Stored data entries ::
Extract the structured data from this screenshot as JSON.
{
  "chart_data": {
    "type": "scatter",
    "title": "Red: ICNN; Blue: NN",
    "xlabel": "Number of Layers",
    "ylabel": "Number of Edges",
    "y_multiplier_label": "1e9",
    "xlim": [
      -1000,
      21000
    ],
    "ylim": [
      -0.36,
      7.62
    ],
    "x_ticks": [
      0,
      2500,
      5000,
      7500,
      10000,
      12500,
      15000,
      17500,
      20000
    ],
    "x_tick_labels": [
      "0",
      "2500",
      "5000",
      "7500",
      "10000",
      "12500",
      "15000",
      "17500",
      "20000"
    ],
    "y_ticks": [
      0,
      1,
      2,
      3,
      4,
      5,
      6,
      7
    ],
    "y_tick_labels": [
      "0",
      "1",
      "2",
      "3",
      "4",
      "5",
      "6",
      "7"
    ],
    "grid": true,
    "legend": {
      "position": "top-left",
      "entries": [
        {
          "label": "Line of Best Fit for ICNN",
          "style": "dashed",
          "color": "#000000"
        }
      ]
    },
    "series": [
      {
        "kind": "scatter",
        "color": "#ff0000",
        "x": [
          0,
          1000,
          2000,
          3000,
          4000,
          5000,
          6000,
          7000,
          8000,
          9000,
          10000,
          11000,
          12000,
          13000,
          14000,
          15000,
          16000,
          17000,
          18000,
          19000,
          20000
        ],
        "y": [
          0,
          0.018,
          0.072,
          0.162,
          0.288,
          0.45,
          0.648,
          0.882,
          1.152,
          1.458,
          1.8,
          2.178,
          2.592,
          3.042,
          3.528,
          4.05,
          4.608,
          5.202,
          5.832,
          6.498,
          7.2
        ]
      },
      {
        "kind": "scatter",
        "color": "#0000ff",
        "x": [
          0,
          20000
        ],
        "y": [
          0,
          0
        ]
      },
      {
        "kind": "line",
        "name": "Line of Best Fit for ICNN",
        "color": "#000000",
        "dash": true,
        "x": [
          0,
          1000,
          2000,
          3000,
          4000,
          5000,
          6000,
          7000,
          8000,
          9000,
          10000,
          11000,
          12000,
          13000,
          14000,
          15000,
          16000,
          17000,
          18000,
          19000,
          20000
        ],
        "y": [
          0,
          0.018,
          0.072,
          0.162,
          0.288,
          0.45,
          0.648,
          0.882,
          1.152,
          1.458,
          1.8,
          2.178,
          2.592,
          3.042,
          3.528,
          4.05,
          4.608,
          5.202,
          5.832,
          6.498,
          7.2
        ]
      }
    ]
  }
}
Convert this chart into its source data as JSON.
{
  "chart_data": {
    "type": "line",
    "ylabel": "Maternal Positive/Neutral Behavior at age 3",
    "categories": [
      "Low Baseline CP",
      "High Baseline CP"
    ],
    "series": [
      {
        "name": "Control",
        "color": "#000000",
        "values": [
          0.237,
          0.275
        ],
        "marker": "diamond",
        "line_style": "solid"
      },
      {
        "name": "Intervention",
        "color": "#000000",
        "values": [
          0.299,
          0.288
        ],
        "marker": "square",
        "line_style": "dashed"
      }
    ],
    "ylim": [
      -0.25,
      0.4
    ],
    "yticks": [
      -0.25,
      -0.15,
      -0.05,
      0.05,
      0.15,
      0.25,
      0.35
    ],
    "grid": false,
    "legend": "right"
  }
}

What the task requires :: Transcribe only the trailing portion of the entries above: the line that contains "Convert this chart" and each line after it.

Answer to the exercise ::
Convert this chart into its source data as JSON.
{
  "chart_data": {
    "type": "line",
    "ylabel": "Maternal Positive/Neutral Behavior at age 3",
    "categories": [
      "Low Baseline CP",
      "High Baseline CP"
    ],
    "series": [
      {
        "name": "Control",
        "color": "#000000",
        "values": [
          0.237,
          0.275
        ],
        "marker": "diamond",
        "line_style": "solid"
      },
      {
        "name": "Intervention",
        "color": "#000000",
        "values": [
          0.299,
          0.288
        ],
        "marker": "square",
        "line_style": "dashed"
      }
    ],
    "ylim": [
      -0.25,
      0.4
    ],
    "yticks": [
      -0.25,
      -0.15,
      -0.05,
      0.05,
      0.15,
      0.25,
      0.35
    ],
    "grid": false,
    "legend": "right"
  }
}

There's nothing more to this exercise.